# [Data shown]
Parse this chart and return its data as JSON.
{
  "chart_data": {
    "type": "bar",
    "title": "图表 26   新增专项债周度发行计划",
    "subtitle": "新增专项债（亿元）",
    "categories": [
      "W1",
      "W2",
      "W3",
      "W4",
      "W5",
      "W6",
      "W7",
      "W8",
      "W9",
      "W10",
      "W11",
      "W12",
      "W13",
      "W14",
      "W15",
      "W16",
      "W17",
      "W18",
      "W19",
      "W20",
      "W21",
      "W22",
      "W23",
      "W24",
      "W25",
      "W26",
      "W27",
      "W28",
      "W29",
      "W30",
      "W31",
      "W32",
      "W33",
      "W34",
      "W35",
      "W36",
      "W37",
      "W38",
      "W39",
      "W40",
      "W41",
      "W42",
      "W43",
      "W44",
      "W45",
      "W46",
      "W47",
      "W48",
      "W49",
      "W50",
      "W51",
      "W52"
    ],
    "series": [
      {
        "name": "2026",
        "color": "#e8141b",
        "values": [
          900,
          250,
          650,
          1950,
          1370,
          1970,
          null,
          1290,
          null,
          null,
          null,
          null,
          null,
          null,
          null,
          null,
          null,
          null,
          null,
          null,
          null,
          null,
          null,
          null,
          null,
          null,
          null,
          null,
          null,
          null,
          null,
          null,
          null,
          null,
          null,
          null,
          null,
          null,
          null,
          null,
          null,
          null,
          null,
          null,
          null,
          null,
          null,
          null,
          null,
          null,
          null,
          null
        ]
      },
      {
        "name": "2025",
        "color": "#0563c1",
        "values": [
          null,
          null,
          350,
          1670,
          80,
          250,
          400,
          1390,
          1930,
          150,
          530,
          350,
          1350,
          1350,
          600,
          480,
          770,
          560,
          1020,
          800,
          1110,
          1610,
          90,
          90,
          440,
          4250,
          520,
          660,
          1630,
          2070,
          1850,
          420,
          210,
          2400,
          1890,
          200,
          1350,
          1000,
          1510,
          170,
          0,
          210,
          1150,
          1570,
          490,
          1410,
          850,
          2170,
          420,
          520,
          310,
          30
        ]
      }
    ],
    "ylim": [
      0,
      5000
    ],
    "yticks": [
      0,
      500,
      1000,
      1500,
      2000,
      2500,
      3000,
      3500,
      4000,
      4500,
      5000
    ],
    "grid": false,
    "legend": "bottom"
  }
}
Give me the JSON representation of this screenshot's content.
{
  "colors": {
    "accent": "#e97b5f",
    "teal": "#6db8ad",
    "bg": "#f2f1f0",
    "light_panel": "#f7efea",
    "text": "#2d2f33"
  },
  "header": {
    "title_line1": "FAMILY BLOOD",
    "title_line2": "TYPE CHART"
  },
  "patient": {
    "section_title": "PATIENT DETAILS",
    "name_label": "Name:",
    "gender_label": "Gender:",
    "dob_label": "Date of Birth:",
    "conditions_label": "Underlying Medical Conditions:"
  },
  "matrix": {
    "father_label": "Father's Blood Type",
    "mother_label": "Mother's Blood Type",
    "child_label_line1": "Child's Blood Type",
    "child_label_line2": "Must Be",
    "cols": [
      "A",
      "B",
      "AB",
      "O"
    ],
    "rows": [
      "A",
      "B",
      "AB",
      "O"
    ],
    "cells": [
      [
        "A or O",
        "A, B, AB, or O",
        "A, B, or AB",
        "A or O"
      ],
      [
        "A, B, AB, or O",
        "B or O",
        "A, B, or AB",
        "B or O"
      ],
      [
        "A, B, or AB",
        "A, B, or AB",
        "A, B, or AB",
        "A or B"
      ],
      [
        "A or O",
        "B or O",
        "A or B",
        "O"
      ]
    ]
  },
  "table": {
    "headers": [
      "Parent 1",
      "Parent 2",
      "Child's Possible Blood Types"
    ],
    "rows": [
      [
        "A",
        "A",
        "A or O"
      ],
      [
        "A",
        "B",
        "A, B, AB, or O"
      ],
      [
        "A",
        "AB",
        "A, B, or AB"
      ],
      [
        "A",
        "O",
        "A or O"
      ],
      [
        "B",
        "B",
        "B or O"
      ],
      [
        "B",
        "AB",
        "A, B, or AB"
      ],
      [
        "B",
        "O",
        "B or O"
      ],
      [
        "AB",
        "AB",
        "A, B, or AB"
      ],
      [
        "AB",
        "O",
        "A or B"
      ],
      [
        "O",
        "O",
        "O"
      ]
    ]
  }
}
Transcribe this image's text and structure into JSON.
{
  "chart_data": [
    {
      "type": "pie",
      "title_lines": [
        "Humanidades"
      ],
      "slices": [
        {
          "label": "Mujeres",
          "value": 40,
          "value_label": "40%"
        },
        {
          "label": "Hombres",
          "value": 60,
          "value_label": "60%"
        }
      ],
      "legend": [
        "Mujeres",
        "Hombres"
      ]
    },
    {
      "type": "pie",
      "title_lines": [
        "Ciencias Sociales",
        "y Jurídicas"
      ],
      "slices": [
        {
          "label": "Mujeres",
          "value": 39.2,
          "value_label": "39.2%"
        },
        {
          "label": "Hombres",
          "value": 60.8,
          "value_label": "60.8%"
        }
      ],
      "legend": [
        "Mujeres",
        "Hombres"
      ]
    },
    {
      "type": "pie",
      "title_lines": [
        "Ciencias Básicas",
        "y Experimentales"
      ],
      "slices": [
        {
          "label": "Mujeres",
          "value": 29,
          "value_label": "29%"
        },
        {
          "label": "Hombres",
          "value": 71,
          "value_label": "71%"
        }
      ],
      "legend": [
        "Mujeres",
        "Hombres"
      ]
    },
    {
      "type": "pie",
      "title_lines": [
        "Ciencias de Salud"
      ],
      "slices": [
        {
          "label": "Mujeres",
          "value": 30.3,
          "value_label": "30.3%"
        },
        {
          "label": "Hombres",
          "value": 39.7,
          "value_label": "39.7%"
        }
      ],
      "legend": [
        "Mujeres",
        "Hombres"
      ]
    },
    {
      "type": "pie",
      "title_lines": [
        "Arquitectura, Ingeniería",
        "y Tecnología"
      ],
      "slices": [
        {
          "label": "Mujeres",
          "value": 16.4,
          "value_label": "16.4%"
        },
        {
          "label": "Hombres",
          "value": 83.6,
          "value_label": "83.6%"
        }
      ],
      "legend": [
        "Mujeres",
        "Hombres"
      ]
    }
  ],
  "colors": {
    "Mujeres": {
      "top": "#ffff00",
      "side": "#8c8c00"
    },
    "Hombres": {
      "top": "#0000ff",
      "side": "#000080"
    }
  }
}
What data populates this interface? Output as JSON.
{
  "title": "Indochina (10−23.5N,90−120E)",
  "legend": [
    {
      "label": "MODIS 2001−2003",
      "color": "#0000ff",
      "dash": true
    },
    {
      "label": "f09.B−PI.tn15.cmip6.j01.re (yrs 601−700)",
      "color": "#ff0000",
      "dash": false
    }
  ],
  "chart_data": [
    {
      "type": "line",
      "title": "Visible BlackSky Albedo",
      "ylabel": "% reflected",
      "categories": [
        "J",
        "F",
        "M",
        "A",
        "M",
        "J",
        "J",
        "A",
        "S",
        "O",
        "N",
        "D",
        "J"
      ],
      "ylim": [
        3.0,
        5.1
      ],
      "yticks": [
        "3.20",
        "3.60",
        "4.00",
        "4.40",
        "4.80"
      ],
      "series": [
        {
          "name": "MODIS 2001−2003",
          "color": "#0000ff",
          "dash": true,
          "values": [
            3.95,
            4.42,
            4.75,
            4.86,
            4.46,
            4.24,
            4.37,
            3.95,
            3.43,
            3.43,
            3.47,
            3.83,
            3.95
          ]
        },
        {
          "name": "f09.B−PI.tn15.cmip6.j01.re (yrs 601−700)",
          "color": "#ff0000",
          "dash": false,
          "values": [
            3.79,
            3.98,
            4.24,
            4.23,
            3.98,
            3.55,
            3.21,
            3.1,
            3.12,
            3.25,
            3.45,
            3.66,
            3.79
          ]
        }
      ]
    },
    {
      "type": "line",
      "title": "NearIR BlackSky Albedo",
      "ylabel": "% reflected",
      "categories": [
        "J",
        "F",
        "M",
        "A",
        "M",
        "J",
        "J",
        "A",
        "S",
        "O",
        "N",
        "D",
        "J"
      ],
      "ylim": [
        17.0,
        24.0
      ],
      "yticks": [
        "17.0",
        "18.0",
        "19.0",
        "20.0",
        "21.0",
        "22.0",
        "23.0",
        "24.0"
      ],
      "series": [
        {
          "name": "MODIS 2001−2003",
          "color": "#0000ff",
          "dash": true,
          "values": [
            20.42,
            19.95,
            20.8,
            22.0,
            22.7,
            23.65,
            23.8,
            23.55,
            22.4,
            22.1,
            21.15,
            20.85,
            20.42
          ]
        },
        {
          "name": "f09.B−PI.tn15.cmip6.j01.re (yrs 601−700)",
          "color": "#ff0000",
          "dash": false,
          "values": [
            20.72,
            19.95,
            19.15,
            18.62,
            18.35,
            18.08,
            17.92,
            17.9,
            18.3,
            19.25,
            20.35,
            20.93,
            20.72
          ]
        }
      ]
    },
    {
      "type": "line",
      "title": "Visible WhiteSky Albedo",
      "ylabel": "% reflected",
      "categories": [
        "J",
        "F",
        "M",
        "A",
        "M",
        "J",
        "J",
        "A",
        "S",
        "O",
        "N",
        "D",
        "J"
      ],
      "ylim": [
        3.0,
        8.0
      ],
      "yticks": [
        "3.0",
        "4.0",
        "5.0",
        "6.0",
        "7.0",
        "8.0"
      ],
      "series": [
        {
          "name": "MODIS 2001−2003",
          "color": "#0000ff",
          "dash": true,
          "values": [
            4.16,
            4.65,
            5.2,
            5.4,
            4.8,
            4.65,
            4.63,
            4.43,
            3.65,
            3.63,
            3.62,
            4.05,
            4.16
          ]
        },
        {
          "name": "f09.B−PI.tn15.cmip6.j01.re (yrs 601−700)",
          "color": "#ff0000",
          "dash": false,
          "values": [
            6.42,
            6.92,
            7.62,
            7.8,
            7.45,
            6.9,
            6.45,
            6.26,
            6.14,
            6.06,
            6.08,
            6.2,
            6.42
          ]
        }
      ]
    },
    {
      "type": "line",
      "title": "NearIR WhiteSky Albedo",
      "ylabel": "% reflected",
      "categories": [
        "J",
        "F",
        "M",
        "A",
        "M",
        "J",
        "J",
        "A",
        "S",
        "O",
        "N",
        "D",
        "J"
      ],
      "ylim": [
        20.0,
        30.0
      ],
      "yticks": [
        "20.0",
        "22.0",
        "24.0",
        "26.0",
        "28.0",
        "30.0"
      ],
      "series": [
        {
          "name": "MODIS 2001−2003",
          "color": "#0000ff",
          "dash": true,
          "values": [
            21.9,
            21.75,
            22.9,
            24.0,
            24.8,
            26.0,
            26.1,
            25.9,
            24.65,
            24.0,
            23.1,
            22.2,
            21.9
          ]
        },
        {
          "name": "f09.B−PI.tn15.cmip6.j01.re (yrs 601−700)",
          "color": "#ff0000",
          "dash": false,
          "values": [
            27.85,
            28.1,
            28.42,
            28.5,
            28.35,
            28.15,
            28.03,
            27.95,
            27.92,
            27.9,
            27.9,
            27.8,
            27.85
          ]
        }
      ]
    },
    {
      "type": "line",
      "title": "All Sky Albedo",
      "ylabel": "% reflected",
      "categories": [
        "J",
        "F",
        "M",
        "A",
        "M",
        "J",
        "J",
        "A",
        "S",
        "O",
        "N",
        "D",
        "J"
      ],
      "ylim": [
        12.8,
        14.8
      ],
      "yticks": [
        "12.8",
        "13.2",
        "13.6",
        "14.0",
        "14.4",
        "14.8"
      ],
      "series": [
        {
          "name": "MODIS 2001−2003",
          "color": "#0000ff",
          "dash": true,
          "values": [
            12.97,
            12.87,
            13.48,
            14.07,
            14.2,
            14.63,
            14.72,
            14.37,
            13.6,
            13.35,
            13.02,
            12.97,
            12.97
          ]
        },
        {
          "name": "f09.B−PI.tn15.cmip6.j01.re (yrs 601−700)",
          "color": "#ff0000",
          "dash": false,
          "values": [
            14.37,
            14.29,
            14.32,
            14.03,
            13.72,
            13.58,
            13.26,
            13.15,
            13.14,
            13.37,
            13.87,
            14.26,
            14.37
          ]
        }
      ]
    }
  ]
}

# [Written instruction]
Pull every line containing the word "this" out of the entries above.

# [Answer for the task]
Parse this chart and return its data as JSON.
Give me the JSON representation of this screenshot's content.
Transcribe this image's text and structure into JSON.
What data populates this interface? Output as JSON.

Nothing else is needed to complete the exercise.